===== Segmento do documento =====

As reacções de hipersensibilidade ao paracetamol incluem rinoconjuntivite,
urticária/angioedema, síndrome de Stevens -Johnson, eritema fixo e anafilaxia7.
A anafilaxia ao paracetamol é rara, tendo sido descritos apenas 7 casos em
crianças6. A sua patogénese, contrariamente à hepatotoxicidade associada ao
paracetamol, não está devidamente esclarecida.
Para além do seu efeito analgésico e antipirético, o paracetamol é um fraco
inibidor da ciclooxigenase. Desta forma, à semelhança do que se verifica com o
ácido acetilsalicílico (AAS) e com outros AINEs, a inibição da síntese de
prostaglandinas poderá ser o mecanismo responsável pela hipersensibilidade ao
paracetamol8. No entanto, o paracetamol é geralmente bem tolerado em cerca de
94% dos doentes com hipersensibilidade ao AAS e a outros AINEs5,6,8, e alguns
doentes com anafilaxia ao paracetamol, incluindo o doente reportado, toleram
outros AINEs6. Estes dados sugerem a existência de outro mecanismo,
nomeadamente mediado pela IgE8.

===== Extrato de dados =====

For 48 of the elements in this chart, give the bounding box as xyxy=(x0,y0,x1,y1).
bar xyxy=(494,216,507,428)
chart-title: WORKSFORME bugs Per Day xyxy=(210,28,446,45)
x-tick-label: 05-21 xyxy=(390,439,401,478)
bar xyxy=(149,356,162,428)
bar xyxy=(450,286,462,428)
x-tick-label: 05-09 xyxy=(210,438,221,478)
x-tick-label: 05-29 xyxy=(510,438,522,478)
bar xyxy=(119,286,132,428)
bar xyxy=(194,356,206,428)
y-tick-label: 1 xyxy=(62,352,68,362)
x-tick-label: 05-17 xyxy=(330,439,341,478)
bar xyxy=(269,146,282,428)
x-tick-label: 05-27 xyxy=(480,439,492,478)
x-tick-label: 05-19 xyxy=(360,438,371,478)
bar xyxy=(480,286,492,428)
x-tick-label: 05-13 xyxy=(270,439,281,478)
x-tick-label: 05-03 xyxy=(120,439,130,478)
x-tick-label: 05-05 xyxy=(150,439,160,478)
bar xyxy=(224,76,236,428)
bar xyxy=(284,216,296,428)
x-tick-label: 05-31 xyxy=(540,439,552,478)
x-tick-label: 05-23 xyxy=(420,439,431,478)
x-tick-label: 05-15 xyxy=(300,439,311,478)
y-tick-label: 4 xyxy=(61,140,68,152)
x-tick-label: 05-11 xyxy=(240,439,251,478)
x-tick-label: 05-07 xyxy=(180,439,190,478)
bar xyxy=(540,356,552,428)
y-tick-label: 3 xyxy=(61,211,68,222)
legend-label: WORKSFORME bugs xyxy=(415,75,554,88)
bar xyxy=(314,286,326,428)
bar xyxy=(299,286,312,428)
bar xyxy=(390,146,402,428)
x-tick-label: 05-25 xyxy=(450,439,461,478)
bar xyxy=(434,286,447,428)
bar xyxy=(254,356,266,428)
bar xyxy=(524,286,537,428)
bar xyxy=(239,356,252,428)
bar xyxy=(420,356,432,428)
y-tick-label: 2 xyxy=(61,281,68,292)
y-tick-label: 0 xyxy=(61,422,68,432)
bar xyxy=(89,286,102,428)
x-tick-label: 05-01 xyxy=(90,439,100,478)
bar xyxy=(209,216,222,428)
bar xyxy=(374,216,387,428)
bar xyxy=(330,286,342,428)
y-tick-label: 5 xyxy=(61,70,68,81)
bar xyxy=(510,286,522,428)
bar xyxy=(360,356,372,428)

=====

- _Descrição da tarefa_
Responda às perguntas seguintes com base no segmento do documento sobre o paracetamol:
(a) Quantos casos de anafilaxia ao paracetamol em crianças foram descritos?
(b) De que enzima o paracetamol é um fraco inibidor?
(c) Em que percentagem aproximada dos doentes com hipersensibilidade ao AAS e a outros AINEs o paracetamol é geralmente bem tolerado?

- _Resposta_
(a) Apenas 7 casos.
(b) Da ciclooxigenase.
(c) Em cerca de 94% desses doentes.